*Required work:*
Output exactly, please, the lines of the records below from the one containing "Serialize everything readable" through the final line.

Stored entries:

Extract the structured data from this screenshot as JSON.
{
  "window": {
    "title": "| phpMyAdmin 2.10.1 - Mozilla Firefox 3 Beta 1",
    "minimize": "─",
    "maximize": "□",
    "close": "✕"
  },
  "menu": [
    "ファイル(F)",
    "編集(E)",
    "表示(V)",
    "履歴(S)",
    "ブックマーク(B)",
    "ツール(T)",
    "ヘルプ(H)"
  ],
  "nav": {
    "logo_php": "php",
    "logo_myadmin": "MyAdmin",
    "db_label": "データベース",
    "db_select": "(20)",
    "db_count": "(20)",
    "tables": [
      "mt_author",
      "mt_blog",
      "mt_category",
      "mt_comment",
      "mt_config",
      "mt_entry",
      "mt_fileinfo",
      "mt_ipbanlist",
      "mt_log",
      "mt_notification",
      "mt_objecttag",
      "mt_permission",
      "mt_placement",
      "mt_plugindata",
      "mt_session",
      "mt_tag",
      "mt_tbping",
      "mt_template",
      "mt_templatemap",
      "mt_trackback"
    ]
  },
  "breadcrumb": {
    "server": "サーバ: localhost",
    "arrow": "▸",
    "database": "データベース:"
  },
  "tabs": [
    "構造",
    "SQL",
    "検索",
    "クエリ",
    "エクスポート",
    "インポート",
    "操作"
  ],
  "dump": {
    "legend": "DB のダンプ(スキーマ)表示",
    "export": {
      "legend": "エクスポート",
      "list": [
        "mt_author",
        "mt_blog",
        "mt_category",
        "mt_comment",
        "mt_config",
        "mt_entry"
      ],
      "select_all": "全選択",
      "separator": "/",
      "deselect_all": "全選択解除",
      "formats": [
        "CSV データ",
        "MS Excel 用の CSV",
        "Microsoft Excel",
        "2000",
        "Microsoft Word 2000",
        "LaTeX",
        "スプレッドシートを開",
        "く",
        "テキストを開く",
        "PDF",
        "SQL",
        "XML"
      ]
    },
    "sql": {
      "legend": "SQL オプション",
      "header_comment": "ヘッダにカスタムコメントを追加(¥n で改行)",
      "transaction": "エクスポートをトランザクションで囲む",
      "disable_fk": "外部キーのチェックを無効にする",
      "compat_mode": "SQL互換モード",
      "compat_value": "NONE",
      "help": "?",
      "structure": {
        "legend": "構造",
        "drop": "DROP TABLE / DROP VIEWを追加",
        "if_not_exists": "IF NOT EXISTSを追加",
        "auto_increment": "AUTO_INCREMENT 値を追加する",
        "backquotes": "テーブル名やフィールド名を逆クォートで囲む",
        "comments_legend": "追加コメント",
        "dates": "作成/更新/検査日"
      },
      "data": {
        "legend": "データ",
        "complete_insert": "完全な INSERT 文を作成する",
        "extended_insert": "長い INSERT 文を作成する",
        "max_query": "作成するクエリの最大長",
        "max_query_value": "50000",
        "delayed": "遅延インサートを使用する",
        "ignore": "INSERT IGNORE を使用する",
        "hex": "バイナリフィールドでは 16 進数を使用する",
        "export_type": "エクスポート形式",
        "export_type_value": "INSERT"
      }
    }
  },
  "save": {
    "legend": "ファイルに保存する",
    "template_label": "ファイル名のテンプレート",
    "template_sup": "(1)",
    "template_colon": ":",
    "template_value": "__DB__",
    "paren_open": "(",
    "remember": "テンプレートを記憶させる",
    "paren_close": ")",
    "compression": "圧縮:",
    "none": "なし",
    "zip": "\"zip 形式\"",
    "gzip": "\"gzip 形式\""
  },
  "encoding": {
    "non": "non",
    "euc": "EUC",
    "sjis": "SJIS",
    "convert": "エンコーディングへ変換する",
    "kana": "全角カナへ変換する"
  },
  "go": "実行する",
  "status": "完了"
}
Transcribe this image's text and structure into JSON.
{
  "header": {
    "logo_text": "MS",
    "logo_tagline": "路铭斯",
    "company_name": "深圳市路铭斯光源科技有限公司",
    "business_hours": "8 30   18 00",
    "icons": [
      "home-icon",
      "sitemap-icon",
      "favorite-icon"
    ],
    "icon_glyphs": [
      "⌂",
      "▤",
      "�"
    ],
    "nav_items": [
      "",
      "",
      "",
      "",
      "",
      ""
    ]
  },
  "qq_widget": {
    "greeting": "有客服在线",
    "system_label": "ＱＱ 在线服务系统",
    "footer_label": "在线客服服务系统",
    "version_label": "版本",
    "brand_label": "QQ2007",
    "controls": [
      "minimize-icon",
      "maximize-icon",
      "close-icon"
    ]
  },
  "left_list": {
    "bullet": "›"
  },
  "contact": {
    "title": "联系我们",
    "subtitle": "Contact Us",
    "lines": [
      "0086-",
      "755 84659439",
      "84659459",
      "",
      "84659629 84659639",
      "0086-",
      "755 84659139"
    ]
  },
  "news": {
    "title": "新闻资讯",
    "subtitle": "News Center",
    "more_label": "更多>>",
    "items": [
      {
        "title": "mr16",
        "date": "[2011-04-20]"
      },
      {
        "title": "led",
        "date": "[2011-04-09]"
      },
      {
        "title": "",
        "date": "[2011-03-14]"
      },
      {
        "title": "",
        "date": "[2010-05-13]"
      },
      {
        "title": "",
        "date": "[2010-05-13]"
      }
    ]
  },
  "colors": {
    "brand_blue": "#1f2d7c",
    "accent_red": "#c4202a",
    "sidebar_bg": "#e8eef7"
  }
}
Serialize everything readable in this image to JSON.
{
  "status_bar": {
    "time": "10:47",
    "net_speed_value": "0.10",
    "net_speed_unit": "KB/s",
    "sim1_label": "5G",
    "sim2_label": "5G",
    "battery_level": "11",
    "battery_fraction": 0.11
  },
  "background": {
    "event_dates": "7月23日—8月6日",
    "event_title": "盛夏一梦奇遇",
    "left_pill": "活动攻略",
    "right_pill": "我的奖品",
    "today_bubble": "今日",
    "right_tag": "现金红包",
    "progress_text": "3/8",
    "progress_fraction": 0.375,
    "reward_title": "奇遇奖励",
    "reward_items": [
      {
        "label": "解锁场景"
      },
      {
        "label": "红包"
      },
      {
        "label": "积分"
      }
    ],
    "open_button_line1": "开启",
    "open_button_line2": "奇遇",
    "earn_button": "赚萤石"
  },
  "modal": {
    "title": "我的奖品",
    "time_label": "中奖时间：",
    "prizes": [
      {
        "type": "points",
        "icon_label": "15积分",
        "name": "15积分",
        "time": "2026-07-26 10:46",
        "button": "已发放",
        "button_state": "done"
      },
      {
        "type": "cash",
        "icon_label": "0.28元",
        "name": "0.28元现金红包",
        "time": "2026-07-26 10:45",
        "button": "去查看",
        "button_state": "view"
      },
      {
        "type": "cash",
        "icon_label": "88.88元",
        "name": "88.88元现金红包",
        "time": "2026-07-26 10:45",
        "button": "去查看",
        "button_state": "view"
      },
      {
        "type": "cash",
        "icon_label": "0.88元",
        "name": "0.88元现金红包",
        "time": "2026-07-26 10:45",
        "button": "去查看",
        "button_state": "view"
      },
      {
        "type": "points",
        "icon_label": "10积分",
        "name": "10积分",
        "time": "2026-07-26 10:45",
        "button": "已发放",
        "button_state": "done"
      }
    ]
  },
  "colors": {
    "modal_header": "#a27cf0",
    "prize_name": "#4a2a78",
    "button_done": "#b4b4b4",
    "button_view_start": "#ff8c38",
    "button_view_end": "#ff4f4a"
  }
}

*Solution to this task:*
Serialize everything readable in this image to JSON.
{
  "status_bar": {
    "time": "10:47",
    "net_speed_value": "0.10",
    "net_speed_unit": "KB/s",
    "sim1_label": "5G",
    "sim2_label": "5G",
    "battery_level": "11",
    "battery_fraction": 0.11
  },
  "background": {
    "event_dates": "7月23日—8月6日",
    "event_title": "盛夏一梦奇遇",
    "left_pill": "活动攻略",
    "right_pill": "我的奖品",
    "today_bubble": "今日",
    "right_tag": "现金红包",
    "progress_text": "3/8",
    "progress_fraction": 0.375,
    "reward_title": "奇遇奖励",
    "reward_items": [
      {
        "label": "解锁场景"
      },
      {
        "label": "红包"
      },
      {
        "label": "积分"
      }
    ],
    "open_button_line1": "开启",
    "open_button_line2": "奇遇",
    "earn_button": "赚萤石"
  },
  "modal": {
    "title": "我的奖品",
    "time_label": "中奖时间：",
    "prizes": [
      {
        "type": "points",
        "icon_label": "15积分",
        "name": "15积分",
        "time": "2026-07-26 10:46",
        "button": "已发放",
        "button_state": "done"
      },
      {
        "type": "cash",
        "icon_label": "0.28元",
        "name": "0.28元现金红包",
        "time": "2026-07-26 10:45",
        "button": "去查看",
        "button_state": "view"
      },
      {
        "type": "cash",
        "icon_label": "88.88元",
        "name": "88.88元现金红包",
        "time": "2026-07-26 10:45",
        "button": "去查看",
        "button_state": "view"
      },
      {
        "type": "cash",
        "icon_label": "0.88元",
        "name": "0.88元现金红包",
        "time": "2026-07-26 10:45",
        "button": "去查看",
        "button_state": "view"
      },
      {
        "type": "points",
        "icon_label": "10积分",
        "name": "10积分",
        "time": "2026-07-26 10:45",
        "button": "已发放",
        "button_state": "done"
      }
    ]
  },
  "colors": {
    "modal_header": "#a27cf0",
    "prize_name": "#4a2a78",
    "button_done": "#b4b4b4",
    "button_view_start": "#ff8c38",
    "button_view_end": "#ff4f4a"
  }
}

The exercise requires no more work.